Extracted data entries

_ _ _ _

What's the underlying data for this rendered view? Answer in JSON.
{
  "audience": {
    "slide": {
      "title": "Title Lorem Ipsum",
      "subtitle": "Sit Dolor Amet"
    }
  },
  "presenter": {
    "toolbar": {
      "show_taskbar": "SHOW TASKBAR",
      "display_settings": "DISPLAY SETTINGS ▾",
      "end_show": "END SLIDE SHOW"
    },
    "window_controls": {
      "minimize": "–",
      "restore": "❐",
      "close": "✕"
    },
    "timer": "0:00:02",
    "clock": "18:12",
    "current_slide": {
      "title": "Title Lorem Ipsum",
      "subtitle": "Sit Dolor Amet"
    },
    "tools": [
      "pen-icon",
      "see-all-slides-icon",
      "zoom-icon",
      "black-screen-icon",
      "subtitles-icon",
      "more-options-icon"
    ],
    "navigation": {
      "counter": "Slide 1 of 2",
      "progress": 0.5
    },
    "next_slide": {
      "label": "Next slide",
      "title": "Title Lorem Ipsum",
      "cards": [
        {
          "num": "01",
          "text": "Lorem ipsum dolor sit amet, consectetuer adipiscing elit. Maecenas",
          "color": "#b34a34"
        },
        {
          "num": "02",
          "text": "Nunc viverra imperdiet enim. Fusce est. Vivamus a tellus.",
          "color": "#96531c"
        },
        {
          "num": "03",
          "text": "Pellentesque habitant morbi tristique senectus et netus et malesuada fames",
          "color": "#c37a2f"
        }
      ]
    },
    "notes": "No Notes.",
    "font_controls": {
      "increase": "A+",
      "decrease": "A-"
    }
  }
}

_ _ _ _

INSTRUCTIONS TO FOLLOW
From the data above, copy each line where the string "text" appears.

SOLUTION BELOW
          "text": "Lorem ipsum dolor sit amet, consectetuer adipiscing elit. Maecenas",
          "text": "Nunc viverra imperdiet enim. Fusce est. Vivamus a tellus.",
          "text": "Pellentesque habitant morbi tristique senectus et netus et malesuada fames",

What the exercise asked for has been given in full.